▶ _Work required_: Pick out the lines containing "screenshot".
________________
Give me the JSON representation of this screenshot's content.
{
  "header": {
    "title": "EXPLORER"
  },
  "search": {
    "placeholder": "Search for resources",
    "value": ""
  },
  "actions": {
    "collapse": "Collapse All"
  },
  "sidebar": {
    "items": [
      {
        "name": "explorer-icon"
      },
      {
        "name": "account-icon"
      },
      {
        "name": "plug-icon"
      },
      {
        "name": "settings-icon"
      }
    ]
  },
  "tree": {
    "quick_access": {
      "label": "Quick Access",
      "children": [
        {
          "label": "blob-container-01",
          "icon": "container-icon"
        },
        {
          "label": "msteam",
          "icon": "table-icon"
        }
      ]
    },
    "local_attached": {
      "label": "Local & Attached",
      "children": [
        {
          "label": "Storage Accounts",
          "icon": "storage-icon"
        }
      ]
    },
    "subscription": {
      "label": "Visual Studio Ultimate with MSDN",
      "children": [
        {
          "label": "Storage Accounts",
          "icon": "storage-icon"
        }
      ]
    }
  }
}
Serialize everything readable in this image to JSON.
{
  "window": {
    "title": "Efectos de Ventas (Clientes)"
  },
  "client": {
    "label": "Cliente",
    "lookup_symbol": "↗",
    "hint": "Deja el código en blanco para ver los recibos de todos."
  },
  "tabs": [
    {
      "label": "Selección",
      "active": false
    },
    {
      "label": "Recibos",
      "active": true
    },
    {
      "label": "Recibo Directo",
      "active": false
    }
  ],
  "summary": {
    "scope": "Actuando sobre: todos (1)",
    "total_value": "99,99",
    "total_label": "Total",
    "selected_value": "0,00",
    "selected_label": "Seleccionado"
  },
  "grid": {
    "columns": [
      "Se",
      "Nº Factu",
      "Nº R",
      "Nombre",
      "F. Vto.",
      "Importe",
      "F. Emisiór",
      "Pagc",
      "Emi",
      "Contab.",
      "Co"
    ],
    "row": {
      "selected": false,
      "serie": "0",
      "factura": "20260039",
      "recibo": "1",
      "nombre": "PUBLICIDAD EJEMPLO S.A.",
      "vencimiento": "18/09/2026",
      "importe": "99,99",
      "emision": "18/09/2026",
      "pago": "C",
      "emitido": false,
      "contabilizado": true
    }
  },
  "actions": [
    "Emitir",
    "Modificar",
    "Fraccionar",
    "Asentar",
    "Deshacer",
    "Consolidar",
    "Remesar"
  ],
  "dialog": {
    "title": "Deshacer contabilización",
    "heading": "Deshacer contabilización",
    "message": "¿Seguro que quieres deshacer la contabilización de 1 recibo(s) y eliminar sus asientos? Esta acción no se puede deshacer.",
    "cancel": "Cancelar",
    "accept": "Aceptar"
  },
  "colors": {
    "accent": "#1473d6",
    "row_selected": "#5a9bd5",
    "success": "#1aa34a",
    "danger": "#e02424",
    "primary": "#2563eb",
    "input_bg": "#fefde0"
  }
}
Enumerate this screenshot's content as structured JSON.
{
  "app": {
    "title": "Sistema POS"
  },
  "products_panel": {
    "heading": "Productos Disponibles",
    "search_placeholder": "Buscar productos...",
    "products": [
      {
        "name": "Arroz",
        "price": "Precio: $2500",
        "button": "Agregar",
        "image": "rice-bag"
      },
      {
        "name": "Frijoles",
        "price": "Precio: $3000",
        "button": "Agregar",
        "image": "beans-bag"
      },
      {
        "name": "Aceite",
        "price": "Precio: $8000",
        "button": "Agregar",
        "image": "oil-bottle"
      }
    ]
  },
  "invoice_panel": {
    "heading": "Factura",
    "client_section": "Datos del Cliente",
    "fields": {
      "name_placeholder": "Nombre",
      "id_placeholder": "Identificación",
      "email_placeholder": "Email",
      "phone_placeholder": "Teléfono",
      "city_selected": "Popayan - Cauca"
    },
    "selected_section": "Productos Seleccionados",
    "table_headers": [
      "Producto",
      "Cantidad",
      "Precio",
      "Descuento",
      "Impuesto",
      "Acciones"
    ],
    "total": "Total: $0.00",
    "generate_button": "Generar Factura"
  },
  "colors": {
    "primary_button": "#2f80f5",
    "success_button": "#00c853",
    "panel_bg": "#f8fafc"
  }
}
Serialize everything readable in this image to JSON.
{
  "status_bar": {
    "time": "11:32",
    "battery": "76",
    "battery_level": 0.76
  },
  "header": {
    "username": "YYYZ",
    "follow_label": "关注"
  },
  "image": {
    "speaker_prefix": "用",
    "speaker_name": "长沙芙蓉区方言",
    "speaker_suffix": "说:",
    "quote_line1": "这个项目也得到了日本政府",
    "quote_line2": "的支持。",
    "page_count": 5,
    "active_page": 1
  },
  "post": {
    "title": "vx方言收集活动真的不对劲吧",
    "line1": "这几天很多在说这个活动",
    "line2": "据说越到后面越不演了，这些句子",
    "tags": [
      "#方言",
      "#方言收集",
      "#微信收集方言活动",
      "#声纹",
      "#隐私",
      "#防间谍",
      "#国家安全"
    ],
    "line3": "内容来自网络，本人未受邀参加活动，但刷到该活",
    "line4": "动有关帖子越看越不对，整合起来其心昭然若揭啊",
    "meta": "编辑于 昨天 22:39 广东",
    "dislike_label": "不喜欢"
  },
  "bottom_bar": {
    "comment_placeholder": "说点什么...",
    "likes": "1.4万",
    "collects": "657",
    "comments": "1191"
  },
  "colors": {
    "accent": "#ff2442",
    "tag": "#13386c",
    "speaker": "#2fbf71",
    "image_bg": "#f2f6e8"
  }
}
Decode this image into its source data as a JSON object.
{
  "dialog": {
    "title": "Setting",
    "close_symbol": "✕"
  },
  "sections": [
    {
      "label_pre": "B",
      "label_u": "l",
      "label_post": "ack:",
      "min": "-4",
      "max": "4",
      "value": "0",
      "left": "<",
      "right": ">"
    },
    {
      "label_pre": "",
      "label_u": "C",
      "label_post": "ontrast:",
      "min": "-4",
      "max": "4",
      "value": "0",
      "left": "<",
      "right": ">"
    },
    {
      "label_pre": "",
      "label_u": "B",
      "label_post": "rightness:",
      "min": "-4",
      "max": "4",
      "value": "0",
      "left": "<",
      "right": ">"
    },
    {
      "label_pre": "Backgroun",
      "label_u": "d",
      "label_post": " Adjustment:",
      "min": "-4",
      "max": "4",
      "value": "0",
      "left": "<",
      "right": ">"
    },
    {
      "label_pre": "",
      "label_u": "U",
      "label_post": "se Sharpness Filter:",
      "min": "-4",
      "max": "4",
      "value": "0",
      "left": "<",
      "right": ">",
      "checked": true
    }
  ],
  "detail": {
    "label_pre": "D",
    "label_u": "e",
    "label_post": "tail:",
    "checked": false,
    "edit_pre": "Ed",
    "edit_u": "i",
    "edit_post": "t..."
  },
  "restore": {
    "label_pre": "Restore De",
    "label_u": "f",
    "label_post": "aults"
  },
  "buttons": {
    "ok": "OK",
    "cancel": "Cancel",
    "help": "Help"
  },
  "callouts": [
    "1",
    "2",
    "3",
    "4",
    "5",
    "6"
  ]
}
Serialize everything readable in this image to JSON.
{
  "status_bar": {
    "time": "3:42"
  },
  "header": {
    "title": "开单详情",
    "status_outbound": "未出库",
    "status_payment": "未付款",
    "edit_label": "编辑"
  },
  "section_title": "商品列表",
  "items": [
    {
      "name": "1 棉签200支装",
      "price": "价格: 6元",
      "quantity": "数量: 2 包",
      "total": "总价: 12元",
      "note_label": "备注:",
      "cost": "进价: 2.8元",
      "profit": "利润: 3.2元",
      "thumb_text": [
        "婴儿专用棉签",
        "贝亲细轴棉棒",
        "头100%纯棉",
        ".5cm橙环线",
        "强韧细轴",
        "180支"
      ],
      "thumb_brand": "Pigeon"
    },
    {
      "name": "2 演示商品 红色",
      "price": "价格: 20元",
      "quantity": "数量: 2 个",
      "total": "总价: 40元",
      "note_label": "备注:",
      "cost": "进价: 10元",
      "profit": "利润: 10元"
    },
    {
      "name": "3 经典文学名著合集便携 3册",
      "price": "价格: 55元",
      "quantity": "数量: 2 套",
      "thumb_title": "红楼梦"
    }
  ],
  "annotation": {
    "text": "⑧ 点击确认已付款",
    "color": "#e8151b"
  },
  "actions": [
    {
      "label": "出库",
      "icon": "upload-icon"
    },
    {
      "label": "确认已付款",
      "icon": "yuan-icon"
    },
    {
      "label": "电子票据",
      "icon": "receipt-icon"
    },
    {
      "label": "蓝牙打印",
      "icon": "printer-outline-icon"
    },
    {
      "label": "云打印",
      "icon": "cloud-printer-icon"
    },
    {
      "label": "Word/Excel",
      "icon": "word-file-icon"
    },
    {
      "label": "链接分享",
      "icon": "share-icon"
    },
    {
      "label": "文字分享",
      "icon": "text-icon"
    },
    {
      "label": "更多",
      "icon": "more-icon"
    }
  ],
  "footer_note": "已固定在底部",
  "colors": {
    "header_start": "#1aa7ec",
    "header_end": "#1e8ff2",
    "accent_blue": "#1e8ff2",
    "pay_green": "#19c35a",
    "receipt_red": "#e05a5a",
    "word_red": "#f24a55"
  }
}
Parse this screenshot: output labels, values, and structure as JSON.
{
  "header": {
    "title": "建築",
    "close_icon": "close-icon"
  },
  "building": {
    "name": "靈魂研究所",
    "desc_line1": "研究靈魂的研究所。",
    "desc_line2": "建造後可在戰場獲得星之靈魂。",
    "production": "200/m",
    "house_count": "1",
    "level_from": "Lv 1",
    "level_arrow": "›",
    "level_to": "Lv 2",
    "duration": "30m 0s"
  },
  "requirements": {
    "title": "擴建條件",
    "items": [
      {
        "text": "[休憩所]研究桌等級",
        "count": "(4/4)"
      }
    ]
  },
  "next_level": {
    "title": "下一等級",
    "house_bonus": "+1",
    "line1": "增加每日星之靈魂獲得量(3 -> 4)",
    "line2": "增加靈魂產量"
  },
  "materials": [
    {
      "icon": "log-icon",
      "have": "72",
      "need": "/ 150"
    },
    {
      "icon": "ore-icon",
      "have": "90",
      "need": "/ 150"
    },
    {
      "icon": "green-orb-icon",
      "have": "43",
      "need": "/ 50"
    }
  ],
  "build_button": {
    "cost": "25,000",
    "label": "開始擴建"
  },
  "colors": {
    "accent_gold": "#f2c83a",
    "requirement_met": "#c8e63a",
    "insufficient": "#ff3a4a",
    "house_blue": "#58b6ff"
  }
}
________________
▶ _Completed exercise_:
Give me the JSON representation of this screenshot's content.
Enumerate this screenshot's content as structured JSON.
Parse this screenshot: output labels, values, and structure as JSON.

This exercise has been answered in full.